Data records
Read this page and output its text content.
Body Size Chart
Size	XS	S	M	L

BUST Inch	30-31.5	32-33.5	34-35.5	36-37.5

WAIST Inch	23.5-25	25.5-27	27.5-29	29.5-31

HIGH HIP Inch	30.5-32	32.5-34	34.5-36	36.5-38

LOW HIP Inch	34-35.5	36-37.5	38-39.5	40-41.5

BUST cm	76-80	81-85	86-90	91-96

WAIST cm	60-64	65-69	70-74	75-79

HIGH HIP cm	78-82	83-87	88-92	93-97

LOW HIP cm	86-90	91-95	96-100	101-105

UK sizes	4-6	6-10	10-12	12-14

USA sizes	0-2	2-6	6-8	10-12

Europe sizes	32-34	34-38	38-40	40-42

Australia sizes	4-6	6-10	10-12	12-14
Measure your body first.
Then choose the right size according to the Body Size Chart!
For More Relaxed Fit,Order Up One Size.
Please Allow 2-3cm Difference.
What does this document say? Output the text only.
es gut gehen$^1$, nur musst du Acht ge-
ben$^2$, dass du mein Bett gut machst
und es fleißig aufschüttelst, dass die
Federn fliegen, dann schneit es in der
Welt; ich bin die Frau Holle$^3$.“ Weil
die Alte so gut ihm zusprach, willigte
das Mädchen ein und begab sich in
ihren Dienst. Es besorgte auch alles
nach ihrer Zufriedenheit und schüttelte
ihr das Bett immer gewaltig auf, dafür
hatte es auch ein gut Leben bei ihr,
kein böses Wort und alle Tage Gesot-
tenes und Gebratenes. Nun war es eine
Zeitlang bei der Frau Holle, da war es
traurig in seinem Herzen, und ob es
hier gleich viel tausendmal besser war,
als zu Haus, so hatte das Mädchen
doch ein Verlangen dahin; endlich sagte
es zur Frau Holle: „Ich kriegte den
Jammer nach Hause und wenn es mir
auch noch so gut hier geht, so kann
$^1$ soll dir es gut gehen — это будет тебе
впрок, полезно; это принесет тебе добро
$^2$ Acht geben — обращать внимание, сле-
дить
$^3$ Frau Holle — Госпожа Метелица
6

- [SET EXERCISE] Transcribe the records above exactly, but only from the line that contains "What does this" through their final line, inclusive.

- [WRITTEN ANSWER]
What does this document say? Output the text only.
es gut gehen$^1$, nur musst du Acht ge-
ben$^2$, dass du mein Bett gut machst
und es fleißig aufschüttelst, dass die
Federn fliegen, dann schneit es in der
Welt; ich bin die Frau Holle$^3$.“ Weil
die Alte so gut ihm zusprach, willigte
das Mädchen ein und begab sich in
ihren Dienst. Es besorgte auch alles
nach ihrer Zufriedenheit und schüttelte
ihr das Bett immer gewaltig auf, dafür
hatte es auch ein gut Leben bei ihr,
kein böses Wort und alle Tage Gesot-
tenes und Gebratenes. Nun war es eine
Zeitlang bei der Frau Holle, da war es
traurig in seinem Herzen, und ob es
hier gleich viel tausendmal besser war,
als zu Haus, so hatte das Mädchen
doch ein Verlangen dahin; endlich sagte
es zur Frau Holle: „Ich kriegte den
Jammer nach Hause und wenn es mir
auch noch so gut hier geht, so kann
$^1$ soll dir es gut gehen — это будет тебе
впрок, полезно; это принесет тебе добро
$^2$ Acht geben — обращать внимание, сле-
дить
$^3$ Frau Holle — Госпожа Метелица
6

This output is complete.